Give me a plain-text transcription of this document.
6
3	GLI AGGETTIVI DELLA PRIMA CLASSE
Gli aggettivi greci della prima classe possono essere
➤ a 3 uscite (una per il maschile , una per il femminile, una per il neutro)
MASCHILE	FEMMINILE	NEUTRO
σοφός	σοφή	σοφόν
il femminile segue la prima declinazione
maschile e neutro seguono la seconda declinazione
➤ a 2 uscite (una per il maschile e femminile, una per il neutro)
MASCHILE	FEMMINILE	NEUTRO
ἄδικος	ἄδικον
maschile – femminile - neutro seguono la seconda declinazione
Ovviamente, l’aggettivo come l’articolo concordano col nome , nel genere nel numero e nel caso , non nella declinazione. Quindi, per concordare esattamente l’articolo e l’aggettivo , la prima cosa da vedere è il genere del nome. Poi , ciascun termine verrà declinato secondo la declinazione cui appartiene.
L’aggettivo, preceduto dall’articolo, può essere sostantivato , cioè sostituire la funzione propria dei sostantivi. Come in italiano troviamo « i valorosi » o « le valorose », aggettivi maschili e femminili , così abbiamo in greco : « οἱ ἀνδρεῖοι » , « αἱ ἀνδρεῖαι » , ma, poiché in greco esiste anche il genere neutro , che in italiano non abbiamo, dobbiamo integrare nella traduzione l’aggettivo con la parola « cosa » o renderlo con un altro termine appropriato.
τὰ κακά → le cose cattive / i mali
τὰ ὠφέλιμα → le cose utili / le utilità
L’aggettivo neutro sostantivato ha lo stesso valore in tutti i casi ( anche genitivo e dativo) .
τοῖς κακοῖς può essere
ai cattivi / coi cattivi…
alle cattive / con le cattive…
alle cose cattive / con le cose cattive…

==================================================

Output every record above exactly as it appears.

Give me a plain-text transcription of this document.
6
3	GLI AGGETTIVI DELLA PRIMA CLASSE
Gli aggettivi greci della prima classe possono essere
➤ a 3 uscite (una per il maschile , una per il femminile, una per il neutro)
MASCHILE	FEMMINILE	NEUTRO
σοφός	σοφή	σοφόν
il femminile segue la prima declinazione
maschile e neutro seguono la seconda declinazione
➤ a 2 uscite (una per il maschile e femminile, una per il neutro)
MASCHILE	FEMMINILE	NEUTRO
ἄδικος	ἄδικον
maschile – femminile - neutro seguono la seconda declinazione
Ovviamente, l’aggettivo come l’articolo concordano col nome , nel genere nel numero e nel caso , non nella declinazione. Quindi, per concordare esattamente l’articolo e l’aggettivo , la prima cosa da vedere è il genere del nome. Poi , ciascun termine verrà declinato secondo la declinazione cui appartiene.
L’aggettivo, preceduto dall’articolo, può essere sostantivato , cioè sostituire la funzione propria dei sostantivi. Come in italiano troviamo « i valorosi » o « le valorose », aggettivi maschili e femminili , così abbiamo in greco : « οἱ ἀνδρεῖοι » , « αἱ ἀνδρεῖαι » , ma, poiché in greco esiste anche il genere neutro , che in italiano non abbiamo, dobbiamo integrare nella traduzione l’aggettivo con la parola « cosa » o renderlo con un altro termine appropriato.
τὰ κακά → le cose cattive / i mali
τὰ ὠφέλιμα → le cose utili / le utilità
L’aggettivo neutro sostantivato ha lo stesso valore in tutti i casi ( anche genitivo e dativo) .
τοῖς κακοῖς può essere
ai cattivi / coi cattivi…
alle cattive / con le cattive…
alle cose cattive / con le cose cattive…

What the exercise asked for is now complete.